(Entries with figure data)
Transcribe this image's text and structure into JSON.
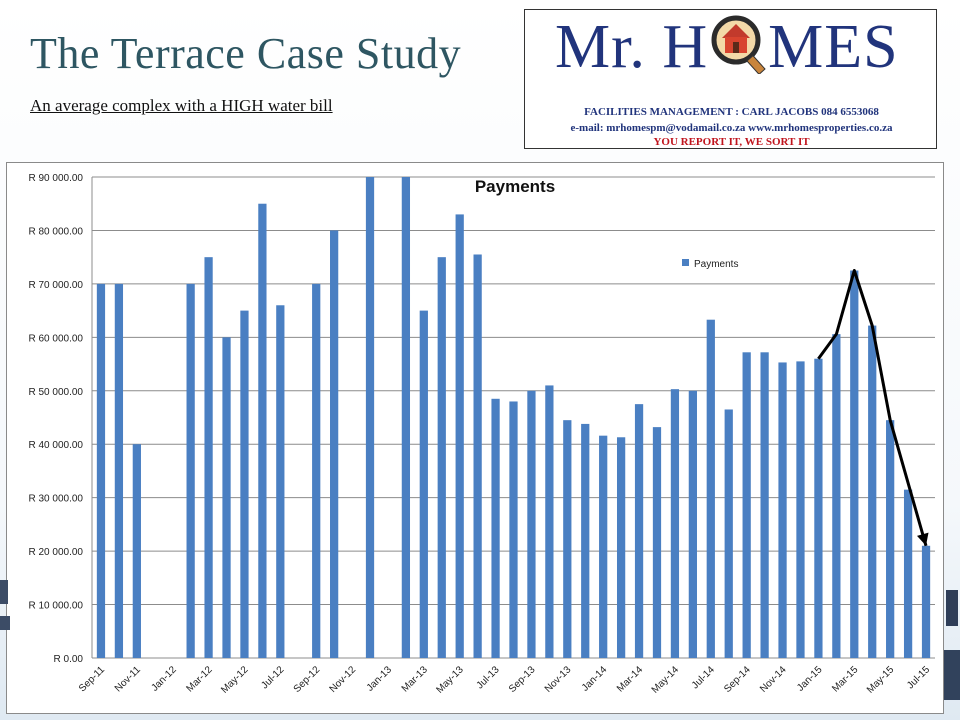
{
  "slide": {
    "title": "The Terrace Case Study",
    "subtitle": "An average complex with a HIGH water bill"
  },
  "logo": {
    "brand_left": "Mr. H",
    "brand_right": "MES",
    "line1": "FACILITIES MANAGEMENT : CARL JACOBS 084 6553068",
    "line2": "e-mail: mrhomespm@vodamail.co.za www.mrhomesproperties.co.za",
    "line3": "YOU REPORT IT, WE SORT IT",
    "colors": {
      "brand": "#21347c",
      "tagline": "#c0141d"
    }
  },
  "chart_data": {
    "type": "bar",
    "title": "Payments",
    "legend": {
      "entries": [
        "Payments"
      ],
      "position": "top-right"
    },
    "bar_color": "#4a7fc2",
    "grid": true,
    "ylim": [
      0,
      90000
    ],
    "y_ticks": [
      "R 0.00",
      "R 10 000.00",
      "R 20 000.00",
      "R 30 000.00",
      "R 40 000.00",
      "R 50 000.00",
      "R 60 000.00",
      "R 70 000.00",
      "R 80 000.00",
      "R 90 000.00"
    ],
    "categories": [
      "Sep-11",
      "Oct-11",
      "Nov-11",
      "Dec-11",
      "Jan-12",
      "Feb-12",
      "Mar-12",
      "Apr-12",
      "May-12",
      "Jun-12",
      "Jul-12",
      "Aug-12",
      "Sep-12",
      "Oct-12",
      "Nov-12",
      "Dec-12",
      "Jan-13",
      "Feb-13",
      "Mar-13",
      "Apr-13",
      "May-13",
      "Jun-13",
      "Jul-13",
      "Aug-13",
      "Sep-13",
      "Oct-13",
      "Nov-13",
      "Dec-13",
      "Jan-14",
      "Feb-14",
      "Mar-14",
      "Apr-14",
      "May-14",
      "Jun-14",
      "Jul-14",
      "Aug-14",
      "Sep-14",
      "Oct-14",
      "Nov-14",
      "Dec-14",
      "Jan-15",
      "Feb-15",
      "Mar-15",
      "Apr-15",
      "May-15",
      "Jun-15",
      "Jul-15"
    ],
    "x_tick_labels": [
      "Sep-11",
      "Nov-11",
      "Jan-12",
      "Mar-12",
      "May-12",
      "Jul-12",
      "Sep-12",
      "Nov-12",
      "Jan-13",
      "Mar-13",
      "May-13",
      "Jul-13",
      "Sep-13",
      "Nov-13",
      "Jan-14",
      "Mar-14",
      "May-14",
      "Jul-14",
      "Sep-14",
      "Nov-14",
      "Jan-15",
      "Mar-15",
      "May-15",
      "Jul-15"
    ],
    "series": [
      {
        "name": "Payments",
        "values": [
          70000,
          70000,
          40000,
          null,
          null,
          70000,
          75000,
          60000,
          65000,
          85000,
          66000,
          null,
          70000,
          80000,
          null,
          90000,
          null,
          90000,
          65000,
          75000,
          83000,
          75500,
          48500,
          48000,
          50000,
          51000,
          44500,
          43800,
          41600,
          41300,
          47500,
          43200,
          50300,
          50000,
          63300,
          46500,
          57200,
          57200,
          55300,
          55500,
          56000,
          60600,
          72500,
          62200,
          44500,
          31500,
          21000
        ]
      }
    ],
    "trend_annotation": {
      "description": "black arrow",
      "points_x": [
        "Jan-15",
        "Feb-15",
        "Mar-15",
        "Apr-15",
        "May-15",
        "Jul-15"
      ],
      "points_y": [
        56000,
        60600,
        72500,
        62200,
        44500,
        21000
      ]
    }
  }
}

● Objective
Print the records above exactly as they stand, but leave out the pictures.

● Answer to the task
Transcribe this image's text and structure into JSON.
{
  "slide": {
    "title": "The Terrace Case Study",
    "subtitle": "An average complex with a HIGH water bill"
  },
  "logo": {
    "brand_left": "Mr. H",
    "brand_right": "MES",
    "line1": "FACILITIES MANAGEMENT : CARL JACOBS 084 6553068",
    "line2": "e-mail: mrhomespm@vodamail.co.za www.mrhomesproperties.co.za",
    "line3": "YOU REPORT IT, WE SORT IT",
    "colors": {
      "brand": "#21347c",
      "tagline": "#c0141d"
    }
  },
  "chart_data": {
    "type": "bar",
    "title": "Payments",
    "legend": {
      "entries": [
        "Payments"
      ],
      "position": "top-right"
    },
    "bar_color": "#4a7fc2",
    "grid": true,
    "ylim": [
      0,
      90000
    ],
    "y_ticks": [
      "R 0.00",
      "R 10 000.00",
      "R 20 000.00",
      "R 30 000.00",
      "R 40 000.00",
      "R 50 000.00",
      "R 60 000.00",
      "R 70 000.00",
      "R 80 000.00",
      "R 90 000.00"
    ],
    "categories": [
      "Sep-11",
      "Oct-11",
      "Nov-11",
      "Dec-11",
      "Jan-12",
      "Feb-12",
      "Mar-12",
      "Apr-12",
      "May-12",
      "Jun-12",
      "Jul-12",
      "Aug-12",
      "Sep-12",
      "Oct-12",
      "Nov-12",
      "Dec-12",
      "Jan-13",
      "Feb-13",
      "Mar-13",
      "Apr-13",
      "May-13",
      "Jun-13",
      "Jul-13",
      "Aug-13",
      "Sep-13",
      "Oct-13",
      "Nov-13",
      "Dec-13",
      "Jan-14",
      "Feb-14",
      "Mar-14",
      "Apr-14",
      "May-14",
      "Jun-14",
      "Jul-14",
      "Aug-14",
      "Sep-14",
      "Oct-14",
      "Nov-14",
      "Dec-14",
      "Jan-15",
      "Feb-15",
      "Mar-15",
      "Apr-15",
      "May-15",
      "Jun-15",
      "Jul-15"
    ],
    "x_tick_labels": [
      "Sep-11",
      "Nov-11",
      "Jan-12",
      "Mar-12",
      "May-12",
      "Jul-12",
      "Sep-12",
      "Nov-12",
      "Jan-13",
      "Mar-13",
      "May-13",
      "Jul-13",
      "Sep-13",
      "Nov-13",
      "Jan-14",
      "Mar-14",
      "May-14",
      "Jul-14",
      "Sep-14",
      "Nov-14",
      "Jan-15",
      "Mar-15",
      "May-15",
      "Jul-15"
    ],
    "series": [
      {
        "name": "Payments",
        "values": [
          70000,
          70000,
          40000,
          null,
          null,
          70000,
          75000,
          60000,
          65000,
          85000,
          66000,
          null,
          70000,
          80000,
          null,
          90000,
          null,
          90000,
          65000,
          75000,
          83000,
          75500,
          48500,
          48000,
          50000,
          51000,
          44500,
          43800,
          41600,
          41300,
          47500,
          43200,
          50300,
          50000,
          63300,
          46500,
          57200,
          57200,
          55300,
          55500,
          56000,
          60600,
          72500,
          62200,
          44500,
          31500,
          21000
        ]
      }
    ],
    "trend_annotation": {
      "description": "black arrow",
      "points_x": [
        "Jan-15",
        "Feb-15",
        "Mar-15",
        "Apr-15",
        "May-15",
        "Jul-15"
      ],
      "points_y": [
        56000,
        60600,
        72500,
        62200,
        44500,
        21000
      ]
    }
  }
}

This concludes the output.